= What the task requires =
Return all of the data exactly as given.

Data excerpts
+++

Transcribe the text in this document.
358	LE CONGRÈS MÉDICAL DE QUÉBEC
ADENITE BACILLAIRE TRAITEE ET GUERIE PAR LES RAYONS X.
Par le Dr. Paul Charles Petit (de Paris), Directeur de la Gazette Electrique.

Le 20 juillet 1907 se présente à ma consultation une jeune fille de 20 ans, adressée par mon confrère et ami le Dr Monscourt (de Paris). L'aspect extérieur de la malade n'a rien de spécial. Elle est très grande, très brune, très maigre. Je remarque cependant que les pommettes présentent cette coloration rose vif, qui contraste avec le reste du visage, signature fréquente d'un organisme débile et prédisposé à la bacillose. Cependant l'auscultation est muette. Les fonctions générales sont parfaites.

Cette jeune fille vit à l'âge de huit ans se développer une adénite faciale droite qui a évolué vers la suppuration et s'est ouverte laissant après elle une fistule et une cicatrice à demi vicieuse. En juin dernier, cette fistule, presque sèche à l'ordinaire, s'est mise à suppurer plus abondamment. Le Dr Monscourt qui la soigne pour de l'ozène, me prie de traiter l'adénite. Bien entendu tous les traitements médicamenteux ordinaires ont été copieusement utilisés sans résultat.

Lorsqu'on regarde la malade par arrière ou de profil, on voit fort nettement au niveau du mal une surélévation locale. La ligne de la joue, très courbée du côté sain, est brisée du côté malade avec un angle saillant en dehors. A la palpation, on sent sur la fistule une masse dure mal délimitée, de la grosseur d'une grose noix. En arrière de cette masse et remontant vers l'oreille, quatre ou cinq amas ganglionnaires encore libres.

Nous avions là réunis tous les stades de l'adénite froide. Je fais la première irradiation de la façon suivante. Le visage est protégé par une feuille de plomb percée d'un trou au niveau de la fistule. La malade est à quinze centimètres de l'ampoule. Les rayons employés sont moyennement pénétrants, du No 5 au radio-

+++

= Expected answer =
Transcribe the text in this document.
358	LE CONGRÈS MÉDICAL DE QUÉBEC
ADENITE BACILLAIRE TRAITEE ET GUERIE PAR LES RAYONS X.
Par le Dr. Paul Charles Petit (de Paris), Directeur de la Gazette Electrique.

Le 20 juillet 1907 se présente à ma consultation une jeune fille de 20 ans, adressée par mon confrère et ami le Dr Monscourt (de Paris). L'aspect extérieur de la malade n'a rien de spécial. Elle est très grande, très brune, très maigre. Je remarque cependant que les pommettes présentent cette coloration rose vif, qui contraste avec le reste du visage, signature fréquente d'un organisme débile et prédisposé à la bacillose. Cependant l'auscultation est muette. Les fonctions générales sont parfaites.

Cette jeune fille vit à l'âge de huit ans se développer une adénite faciale droite qui a évolué vers la suppuration et s'est ouverte laissant après elle une fistule et une cicatrice à demi vicieuse. En juin dernier, cette fistule, presque sèche à l'ordinaire, s'est mise à suppurer plus abondamment. Le Dr Monscourt qui la soigne pour de l'ozène, me prie de traiter l'adénite. Bien entendu tous les traitements médicamenteux ordinaires ont été copieusement utilisés sans résultat.

Lorsqu'on regarde la malade par arrière ou de profil, on voit fort nettement au niveau du mal une surélévation locale. La ligne de la joue, très courbée du côté sain, est brisée du côté malade avec un angle saillant en dehors. A la palpation, on sent sur la fistule une masse dure mal délimitée, de la grosseur d'une grose noix. En arrière de cette masse et remontant vers l'oreille, quatre ou cinq amas ganglionnaires encore libres.

Nous avions là réunis tous les stades de l'adénite froide. Je fais la première irradiation de la façon suivante. Le visage est protégé par une feuille de plomb percée d'un trou au niveau de la fistule. La malade est à quinze centimètres de l'ampoule. Les rayons employés sont moyennement pénétrants, du No 5 au radio-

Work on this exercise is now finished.